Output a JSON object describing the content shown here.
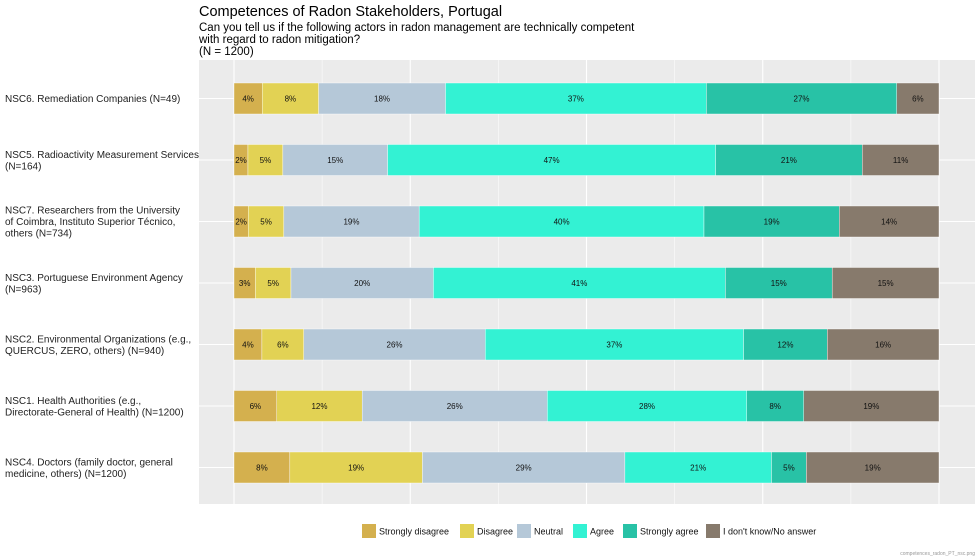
{
  "chart_data": {
    "type": "bar",
    "orientation": "horizontal",
    "stacked": true,
    "title": "Competences of Radon Stakeholders, Portugal",
    "subtitle_lines": [
      "Can you tell us if the following actors in radon management are technically competent",
      "with regard to radon mitigation?",
      "(N = 1200)"
    ],
    "xlim": [
      0,
      100
    ],
    "grid": true,
    "legend_position": "bottom",
    "categories": [
      {
        "lines": [
          "NSC6. Remediation Companies (N=49)"
        ]
      },
      {
        "lines": [
          "NSC5. Radioactivity Measurement Services",
          "(N=164)"
        ]
      },
      {
        "lines": [
          "NSC7. Researchers from the University",
          "of Coimbra, Instituto Superior Técnico,",
          "others (N=734)"
        ]
      },
      {
        "lines": [
          "NSC3. Portuguese Environment Agency",
          "(N=963)"
        ]
      },
      {
        "lines": [
          "NSC2. Environmental Organizations (e.g.,",
          "QUERCUS, ZERO, others) (N=940)"
        ]
      },
      {
        "lines": [
          "NSC1. Health Authorities (e.g.,",
          "Directorate-General of Health) (N=1200)"
        ]
      },
      {
        "lines": [
          "NSC4. Doctors (family doctor, general",
          "medicine, others) (N=1200)"
        ]
      }
    ],
    "series": [
      {
        "name": "Strongly disagree",
        "color": "#d4b04e",
        "values": [
          4,
          2,
          2,
          3,
          4,
          6,
          8
        ],
        "labels": [
          "4%",
          "2%",
          "2%",
          "3%",
          "4%",
          "6%",
          "8%"
        ]
      },
      {
        "name": "Disagree",
        "color": "#e2d254",
        "values": [
          8,
          5,
          5,
          5,
          6,
          12,
          19
        ],
        "labels": [
          "8%",
          "5%",
          "5%",
          "5%",
          "6%",
          "12%",
          "19%"
        ]
      },
      {
        "name": "Neutral",
        "color": "#b5c8d8",
        "values": [
          18,
          15,
          19,
          20,
          26,
          26,
          29
        ],
        "labels": [
          "18%",
          "15%",
          "19%",
          "20%",
          "26%",
          "26%",
          "29%"
        ]
      },
      {
        "name": "Agree",
        "color": "#33f2d3",
        "values": [
          37,
          47,
          40,
          41,
          37,
          28,
          21
        ],
        "labels": [
          "37%",
          "47%",
          "40%",
          "41%",
          "37%",
          "28%",
          "21%"
        ]
      },
      {
        "name": "Strongly agree",
        "color": "#28c2a6",
        "values": [
          27,
          21,
          19,
          15,
          12,
          8,
          5
        ],
        "labels": [
          "27%",
          "21%",
          "19%",
          "15%",
          "12%",
          "8%",
          "5%"
        ]
      },
      {
        "name": "I don't know/No answer",
        "color": "#877a6c",
        "values": [
          6,
          11,
          14,
          15,
          16,
          19,
          19
        ],
        "labels": [
          "6%",
          "11%",
          "14%",
          "15%",
          "16%",
          "19%",
          "19%"
        ]
      }
    ],
    "watermark": "competences_radon_PT_nsc.png"
  }
}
_ _ _ _ _ _ _
Description of the task =
Copy every record above exactly, leaving out the pictures.

Problem solution =
Output a JSON object describing the content shown here.
{
  "chart_data": {
    "type": "bar",
    "orientation": "horizontal",
    "stacked": true,
    "title": "Competences of Radon Stakeholders, Portugal",
    "subtitle_lines": [
      "Can you tell us if the following actors in radon management are technically competent",
      "with regard to radon mitigation?",
      "(N = 1200)"
    ],
    "xlim": [
      0,
      100
    ],
    "grid": true,
    "legend_position": "bottom",
    "categories": [
      {
        "lines": [
          "NSC6. Remediation Companies (N=49)"
        ]
      },
      {
        "lines": [
          "NSC5. Radioactivity Measurement Services",
          "(N=164)"
        ]
      },
      {
        "lines": [
          "NSC7. Researchers from the University",
          "of Coimbra, Instituto Superior Técnico,",
          "others (N=734)"
        ]
      },
      {
        "lines": [
          "NSC3. Portuguese Environment Agency",
          "(N=963)"
        ]
      },
      {
        "lines": [
          "NSC2. Environmental Organizations (e.g.,",
          "QUERCUS, ZERO, others) (N=940)"
        ]
      },
      {
        "lines": [
          "NSC1. Health Authorities (e.g.,",
          "Directorate-General of Health) (N=1200)"
        ]
      },
      {
        "lines": [
          "NSC4. Doctors (family doctor, general",
          "medicine, others) (N=1200)"
        ]
      }
    ],
    "series": [
      {
        "name": "Strongly disagree",
        "color": "#d4b04e",
        "values": [
          4,
          2,
          2,
          3,
          4,
          6,
          8
        ],
        "labels": [
          "4%",
          "2%",
          "2%",
          "3%",
          "4%",
          "6%",
          "8%"
        ]
      },
      {
        "name": "Disagree",
        "color": "#e2d254",
        "values": [
          8,
          5,
          5,
          5,
          6,
          12,
          19
        ],
        "labels": [
          "8%",
          "5%",
          "5%",
          "5%",
          "6%",
          "12%",
          "19%"
        ]
      },
      {
        "name": "Neutral",
        "color": "#b5c8d8",
        "values": [
          18,
          15,
          19,
          20,
          26,
          26,
          29
        ],
        "labels": [
          "18%",
          "15%",
          "19%",
          "20%",
          "26%",
          "26%",
          "29%"
        ]
      },
      {
        "name": "Agree",
        "color": "#33f2d3",
        "values": [
          37,
          47,
          40,
          41,
          37,
          28,
          21
        ],
        "labels": [
          "37%",
          "47%",
          "40%",
          "41%",
          "37%",
          "28%",
          "21%"
        ]
      },
      {
        "name": "Strongly agree",
        "color": "#28c2a6",
        "values": [
          27,
          21,
          19,
          15,
          12,
          8,
          5
        ],
        "labels": [
          "27%",
          "21%",
          "19%",
          "15%",
          "12%",
          "8%",
          "5%"
        ]
      },
      {
        "name": "I don't know/No answer",
        "color": "#877a6c",
        "values": [
          6,
          11,
          14,
          15,
          16,
          19,
          19
        ],
        "labels": [
          "6%",
          "11%",
          "14%",
          "15%",
          "16%",
          "19%",
          "19%"
        ]
      }
    ],
    "watermark": "competences_radon_PT_nsc.png"
  }
}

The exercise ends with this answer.